## Your instructions
Copy each line where the word "Anomalies" occurs.

## Material

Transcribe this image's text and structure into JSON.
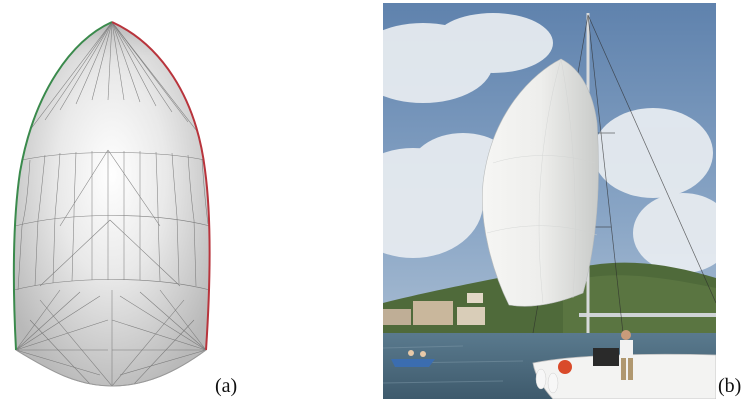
{
  "figure": {
    "panel_a": {
      "label": "(a)",
      "description_icon": "sail-mesh-render",
      "colors": {
        "luff_edge": "#3a8a4c",
        "leech_edge": "#b8343c",
        "mesh_line": "#6d6d6d",
        "fill": "#d8d8d8"
      }
    },
    "panel_b": {
      "label": "(b)",
      "description_icon": "sailboat-photo",
      "colors": {
        "sky": "#6f8fb4",
        "cloud": "#e6ebf0",
        "sea": "#4f6f86",
        "hill": "#4f6a3a",
        "sail": "#f1f1f0"
      }
    }
  }
}
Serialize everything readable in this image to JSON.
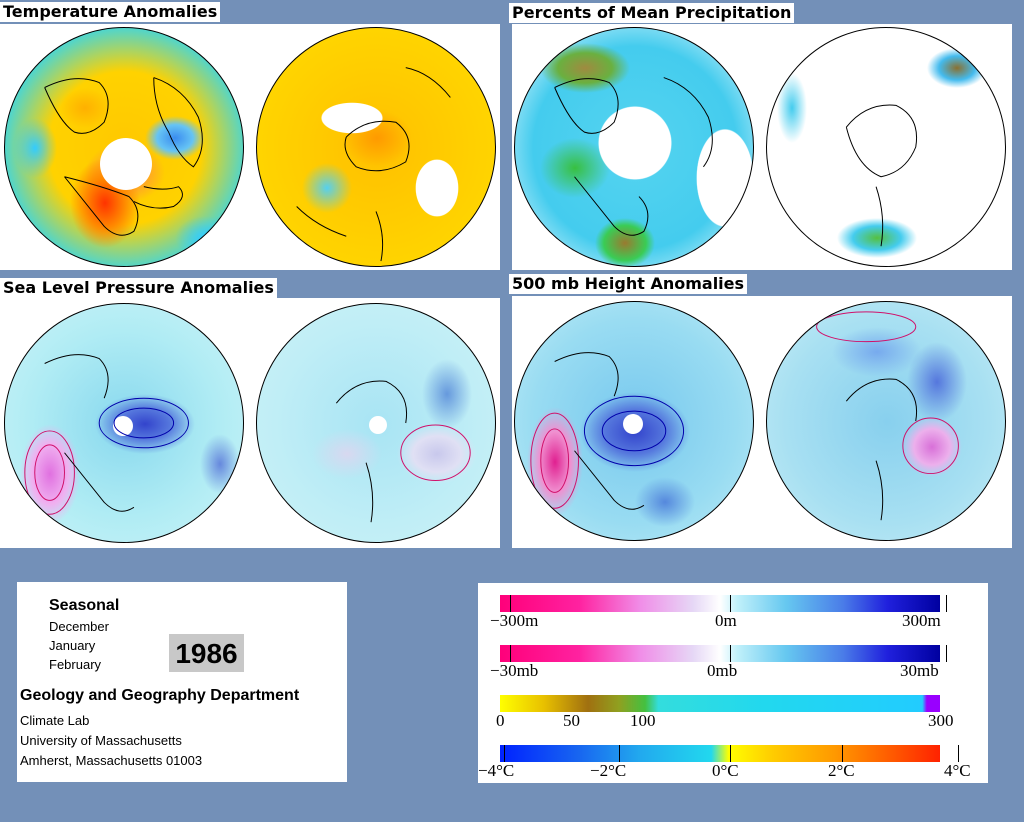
{
  "panels": {
    "temperature": {
      "title": "Temperature Anomalies"
    },
    "precipitation": {
      "title": "Percents of Mean Precipitation"
    },
    "slp": {
      "title": "Sea Level Pressure Anomalies"
    },
    "height500": {
      "title": "500 mb Height Anomalies"
    }
  },
  "info": {
    "heading": "Seasonal",
    "months": [
      "December",
      "January",
      "February"
    ],
    "year": "1986",
    "department": "Geology and Geography Department",
    "lines": [
      "Climate Lab",
      "University of Massachusetts",
      "Amherst, Massachusetts 01003"
    ]
  },
  "legend": {
    "height_bar": {
      "left": "−300m",
      "mid": "0m",
      "right": "300m"
    },
    "slp_bar": {
      "left": "−30mb",
      "mid": "0mb",
      "right": "30mb"
    },
    "precip_bar": {
      "v0": "0",
      "v50": "50",
      "v100": "100",
      "v300": "300"
    },
    "temp_bar": {
      "m4": "−4°C",
      "m2": "−2°C",
      "z": "0°C",
      "p2": "2°C",
      "p4": "4°C"
    }
  },
  "colors": {
    "background": "#7390b8",
    "anomaly_negative": "#ff0088",
    "anomaly_positive": "#0000cc",
    "precip_dry": "#8a6a10",
    "precip_wet": "#9900ff",
    "temp_cold": "#0033ff",
    "temp_warm": "#ff2a00"
  }
}
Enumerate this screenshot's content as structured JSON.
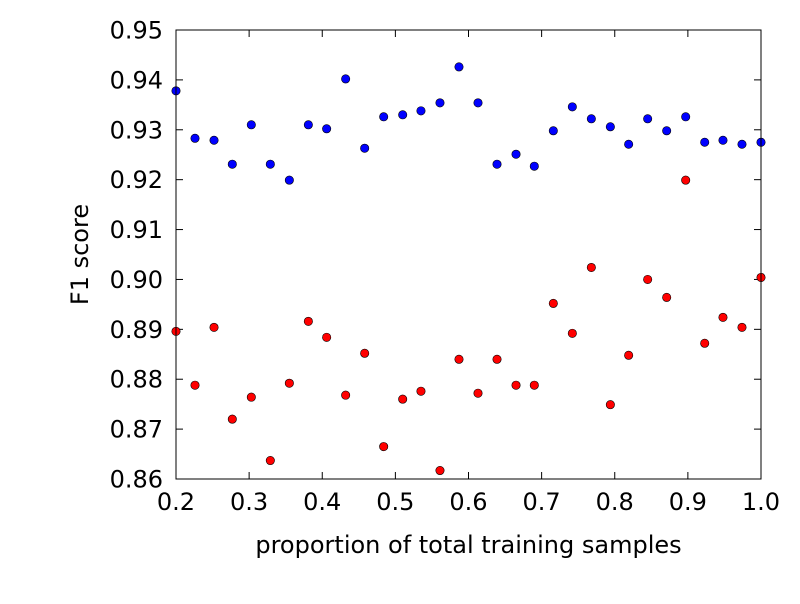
{
  "colors": {
    "series_0": "#0000ff",
    "series_1": "#ff0000",
    "frame": "#000000",
    "background": "#ffffff"
  },
  "chart_data": {
    "type": "scatter",
    "title": "",
    "xlabel": "proportion of total training samples",
    "ylabel": "F1 score",
    "xlim": [
      0.2,
      1.0
    ],
    "ylim": [
      0.86,
      0.95
    ],
    "grid": false,
    "xticks": [
      "0.2",
      "0.3",
      "0.4",
      "0.5",
      "0.6",
      "0.7",
      "0.8",
      "0.9",
      "1.0"
    ],
    "yticks": [
      "0.86",
      "0.87",
      "0.88",
      "0.89",
      "0.90",
      "0.91",
      "0.92",
      "0.93",
      "0.94",
      "0.95"
    ],
    "series": [
      {
        "color": "#0000ff",
        "points": [
          [
            0.2,
            0.9378
          ],
          [
            0.226,
            0.9283
          ],
          [
            0.252,
            0.9279
          ],
          [
            0.277,
            0.9231
          ],
          [
            0.303,
            0.931
          ],
          [
            0.329,
            0.9231
          ],
          [
            0.355,
            0.9199
          ],
          [
            0.381,
            0.931
          ],
          [
            0.406,
            0.9302
          ],
          [
            0.432,
            0.9402
          ],
          [
            0.458,
            0.9263
          ],
          [
            0.484,
            0.9326
          ],
          [
            0.51,
            0.933
          ],
          [
            0.535,
            0.9338
          ],
          [
            0.561,
            0.9354
          ],
          [
            0.587,
            0.9426
          ],
          [
            0.613,
            0.9354
          ],
          [
            0.639,
            0.9231
          ],
          [
            0.665,
            0.9251
          ],
          [
            0.69,
            0.9227
          ],
          [
            0.716,
            0.9298
          ],
          [
            0.742,
            0.9346
          ],
          [
            0.768,
            0.9322
          ],
          [
            0.794,
            0.9306
          ],
          [
            0.819,
            0.9271
          ],
          [
            0.845,
            0.9322
          ],
          [
            0.871,
            0.9298
          ],
          [
            0.897,
            0.9326
          ],
          [
            0.923,
            0.9275
          ],
          [
            0.948,
            0.9279
          ],
          [
            0.974,
            0.9271
          ],
          [
            1.0,
            0.9275
          ]
        ]
      },
      {
        "color": "#ff0000",
        "points": [
          [
            0.2,
            0.8896
          ],
          [
            0.226,
            0.8788
          ],
          [
            0.252,
            0.8904
          ],
          [
            0.277,
            0.872
          ],
          [
            0.303,
            0.8764
          ],
          [
            0.329,
            0.8637
          ],
          [
            0.355,
            0.8792
          ],
          [
            0.381,
            0.8916
          ],
          [
            0.406,
            0.8884
          ],
          [
            0.432,
            0.8768
          ],
          [
            0.458,
            0.8852
          ],
          [
            0.484,
            0.8665
          ],
          [
            0.51,
            0.876
          ],
          [
            0.535,
            0.8776
          ],
          [
            0.561,
            0.8617
          ],
          [
            0.587,
            0.884
          ],
          [
            0.613,
            0.8772
          ],
          [
            0.639,
            0.884
          ],
          [
            0.665,
            0.8788
          ],
          [
            0.69,
            0.8788
          ],
          [
            0.716,
            0.8952
          ],
          [
            0.742,
            0.8892
          ],
          [
            0.768,
            0.9024
          ],
          [
            0.794,
            0.8749
          ],
          [
            0.819,
            0.8848
          ],
          [
            0.845,
            0.9
          ],
          [
            0.871,
            0.8964
          ],
          [
            0.897,
            0.9199
          ],
          [
            0.923,
            0.8872
          ],
          [
            0.948,
            0.8924
          ],
          [
            0.974,
            0.8904
          ],
          [
            1.0,
            0.9004
          ]
        ]
      }
    ]
  }
}
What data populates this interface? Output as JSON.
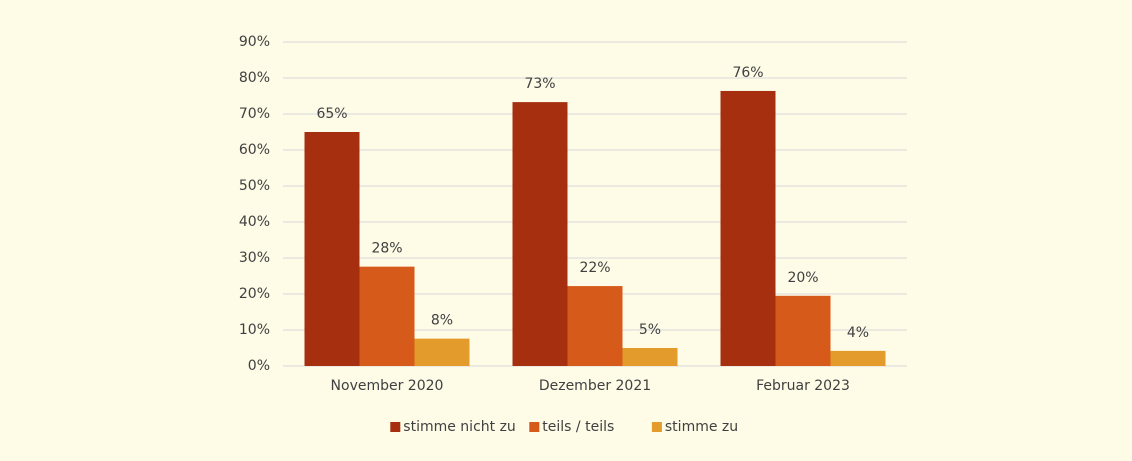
{
  "chart_data": {
    "type": "bar",
    "categories": [
      "November 2020",
      "Dezember 2021",
      "Februar 2023"
    ],
    "series": [
      {
        "name": "stimme nicht zu",
        "color": "#a52f0f",
        "values": [
          65,
          73.3,
          76.4
        ],
        "value_labels": [
          "65%",
          "73%",
          "76%"
        ]
      },
      {
        "name": "teils / teils",
        "color": "#d65a19",
        "values": [
          27.6,
          22.2,
          19.5
        ],
        "value_labels": [
          "28%",
          "22%",
          "20%"
        ]
      },
      {
        "name": "stimme zu",
        "color": "#e39c2b",
        "values": [
          7.6,
          5,
          4.2
        ],
        "value_labels": [
          "8%",
          "5%",
          "4%"
        ]
      }
    ],
    "ylim": [
      0,
      90
    ],
    "yticks": [
      {
        "value": 0,
        "label": "0%"
      },
      {
        "value": 10,
        "label": "10%"
      },
      {
        "value": 20,
        "label": "20%"
      },
      {
        "value": 30,
        "label": "30%"
      },
      {
        "value": 40,
        "label": "40%"
      },
      {
        "value": 50,
        "label": "50%"
      },
      {
        "value": 60,
        "label": "60%"
      },
      {
        "value": 70,
        "label": "70%"
      },
      {
        "value": 80,
        "label": "80%"
      },
      {
        "value": 90,
        "label": "90%"
      }
    ],
    "grid": true,
    "legend": "bottom"
  }
}
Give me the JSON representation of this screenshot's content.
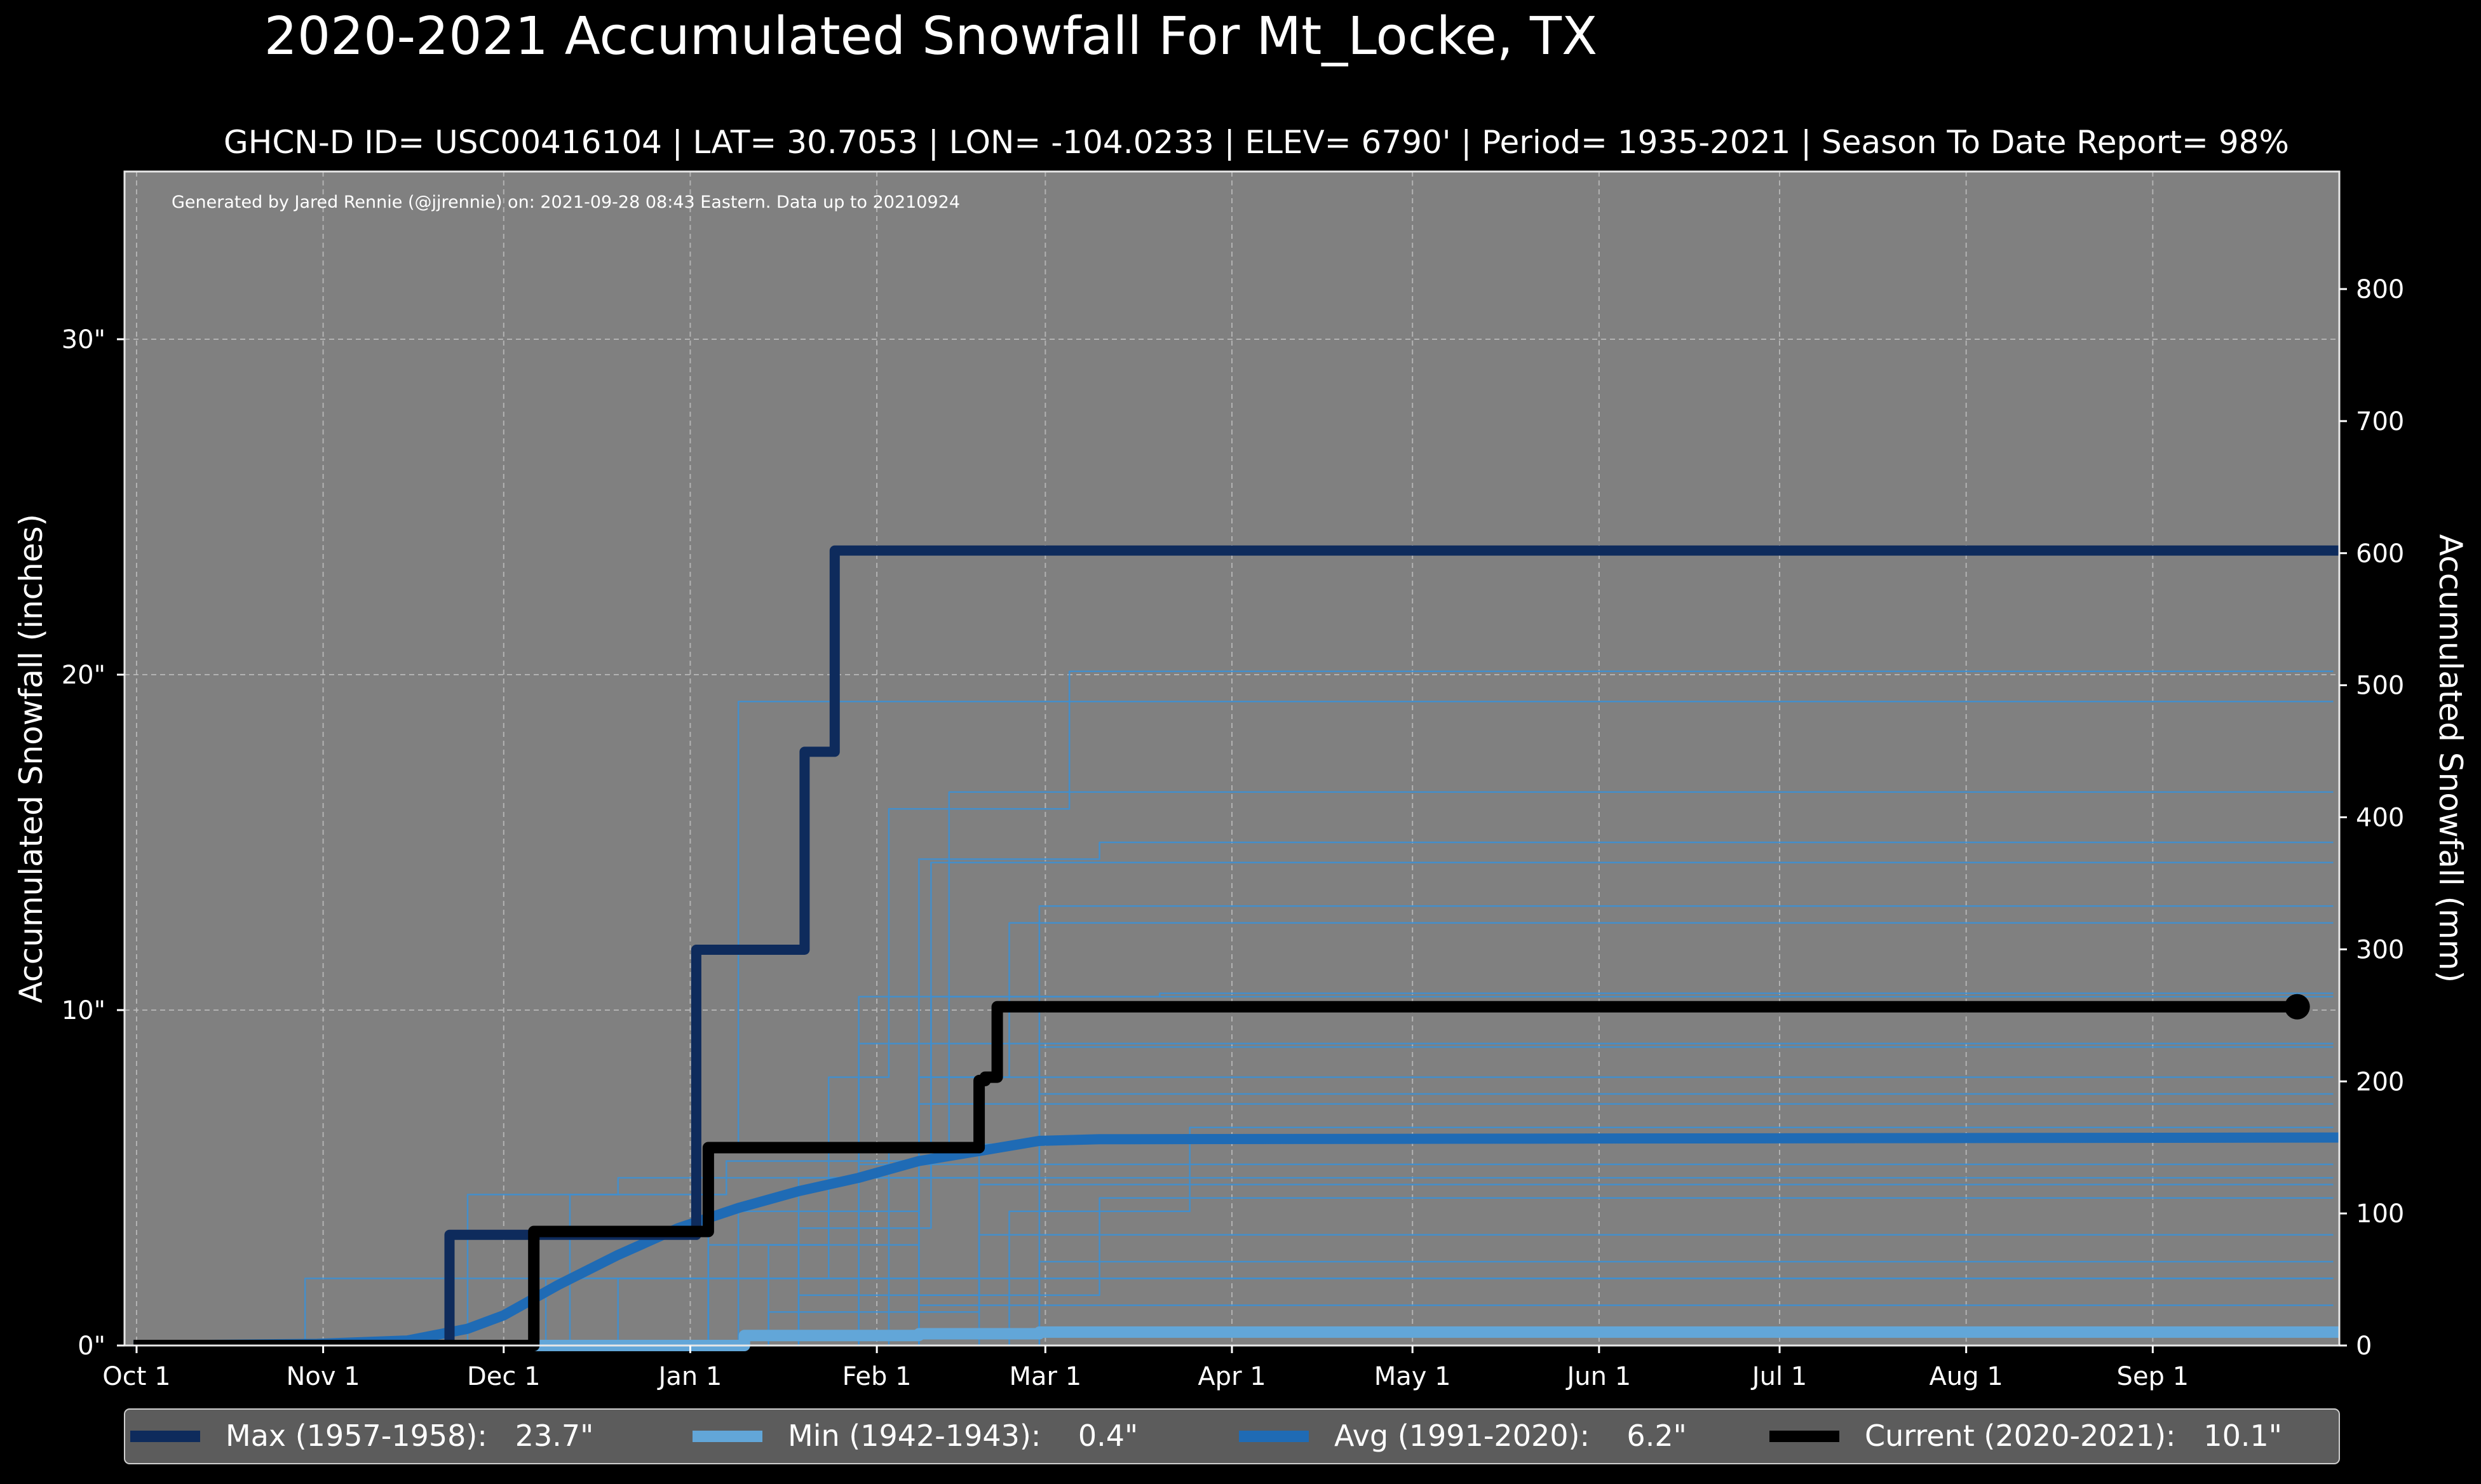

## The answer
      "title": "Temperature Anomalies"
      "title": "Sea Level Pressure Anomalies"
      "title": "500 mb Height Anomalies"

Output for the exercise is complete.